**INSTRUCTIONS TO FOLLOW**
According to the article about Candice-Leigh Dorman, what does she plan to establish for the woman vendors of The Big Issue?

**TEXT TO READ**
* * * * * * *

Betty’s Bay resident, Candice-Leigh Dorman is on a mission to make a difference in the lives of the woman vendors of The Big Issue, a self-published magazine produced by a non-profit social enterprise, that provides employment opportunities for the jobless.
“I have always wanted to work with The Big Issue vendors. It just took several years for me to build a platform that was strong enough to propel others to support me in terms of individuals and sponsors,” Candice told Bolander.
“My parents have always taught me that there are others that don’t have and that I should be grateful. This was instilled from a young age. In the same essence supporting these vendors have given me a purpose in life and this is what I will do for the rest of my life. I believe that these vendors want to feel loved and cared for rather than victims, and that is why female empowerment is so important to me and sponsors that I choose to work with embody this.”
Candice plans to establish a homeless shelter for these woman vendors. “My vision is to collect corporate sponsorships and auction my images to build and sustain a homeless shelter, as I know that this is an attainable dream. I would also like to create a vendor trust in the name of these vendors so that they can reach their dreams,” says Candice.

* * * * * * *

[Layout coordinate data]
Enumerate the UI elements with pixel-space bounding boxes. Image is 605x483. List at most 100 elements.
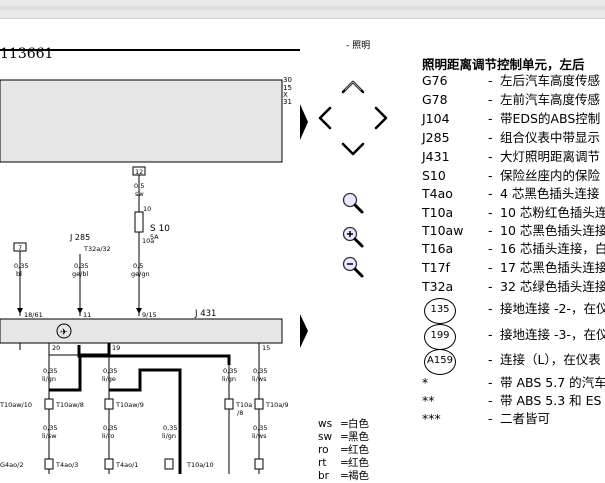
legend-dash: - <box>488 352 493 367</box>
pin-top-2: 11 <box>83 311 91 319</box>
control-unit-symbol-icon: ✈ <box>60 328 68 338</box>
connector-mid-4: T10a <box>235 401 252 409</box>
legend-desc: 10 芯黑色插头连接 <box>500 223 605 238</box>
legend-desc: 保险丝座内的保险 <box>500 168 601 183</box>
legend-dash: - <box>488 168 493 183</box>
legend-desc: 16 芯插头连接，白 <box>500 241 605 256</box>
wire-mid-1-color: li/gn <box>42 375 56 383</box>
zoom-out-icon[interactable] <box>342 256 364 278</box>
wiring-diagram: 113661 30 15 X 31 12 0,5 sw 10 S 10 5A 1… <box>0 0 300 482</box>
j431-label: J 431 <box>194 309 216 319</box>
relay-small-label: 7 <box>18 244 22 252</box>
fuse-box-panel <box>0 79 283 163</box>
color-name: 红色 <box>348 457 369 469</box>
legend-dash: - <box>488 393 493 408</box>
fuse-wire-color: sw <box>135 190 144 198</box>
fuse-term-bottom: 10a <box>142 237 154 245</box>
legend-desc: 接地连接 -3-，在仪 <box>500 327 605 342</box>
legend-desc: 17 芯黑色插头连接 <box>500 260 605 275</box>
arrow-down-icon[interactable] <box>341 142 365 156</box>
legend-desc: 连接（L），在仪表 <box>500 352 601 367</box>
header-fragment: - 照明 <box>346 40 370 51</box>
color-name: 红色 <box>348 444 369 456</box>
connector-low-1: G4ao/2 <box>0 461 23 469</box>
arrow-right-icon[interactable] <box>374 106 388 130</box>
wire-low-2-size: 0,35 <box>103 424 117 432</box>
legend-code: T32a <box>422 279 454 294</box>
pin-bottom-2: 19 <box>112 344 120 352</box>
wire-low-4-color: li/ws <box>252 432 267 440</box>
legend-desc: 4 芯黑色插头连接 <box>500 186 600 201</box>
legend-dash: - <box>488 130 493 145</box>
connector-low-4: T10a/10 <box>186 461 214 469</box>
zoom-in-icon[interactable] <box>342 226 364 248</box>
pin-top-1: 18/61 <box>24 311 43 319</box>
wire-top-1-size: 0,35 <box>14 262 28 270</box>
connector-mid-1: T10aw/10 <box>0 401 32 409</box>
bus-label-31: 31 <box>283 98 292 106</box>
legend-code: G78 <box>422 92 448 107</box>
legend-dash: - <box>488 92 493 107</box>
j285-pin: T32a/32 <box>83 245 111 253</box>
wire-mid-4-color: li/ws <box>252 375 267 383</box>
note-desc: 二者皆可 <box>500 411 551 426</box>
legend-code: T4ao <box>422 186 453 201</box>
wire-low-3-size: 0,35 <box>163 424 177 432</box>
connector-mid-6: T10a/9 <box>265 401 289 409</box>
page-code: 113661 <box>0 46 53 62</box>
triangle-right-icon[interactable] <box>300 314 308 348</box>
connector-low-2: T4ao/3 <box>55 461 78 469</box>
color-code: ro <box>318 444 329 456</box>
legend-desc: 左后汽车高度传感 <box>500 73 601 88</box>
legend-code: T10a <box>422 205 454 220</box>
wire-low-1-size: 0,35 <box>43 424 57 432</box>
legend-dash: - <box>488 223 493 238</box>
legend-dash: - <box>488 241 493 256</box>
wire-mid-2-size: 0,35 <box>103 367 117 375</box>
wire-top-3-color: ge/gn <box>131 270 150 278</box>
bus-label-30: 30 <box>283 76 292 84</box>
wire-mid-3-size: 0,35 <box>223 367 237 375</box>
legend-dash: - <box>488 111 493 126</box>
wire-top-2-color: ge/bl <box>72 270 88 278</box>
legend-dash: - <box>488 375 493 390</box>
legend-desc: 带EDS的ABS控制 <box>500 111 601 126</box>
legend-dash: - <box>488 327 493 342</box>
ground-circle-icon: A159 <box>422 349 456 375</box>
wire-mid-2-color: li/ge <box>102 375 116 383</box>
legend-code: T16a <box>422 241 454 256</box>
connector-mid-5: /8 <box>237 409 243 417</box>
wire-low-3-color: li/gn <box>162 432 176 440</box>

* * * * * * *

**THE SOLUTION**
A homeless shelter for the woman vendors.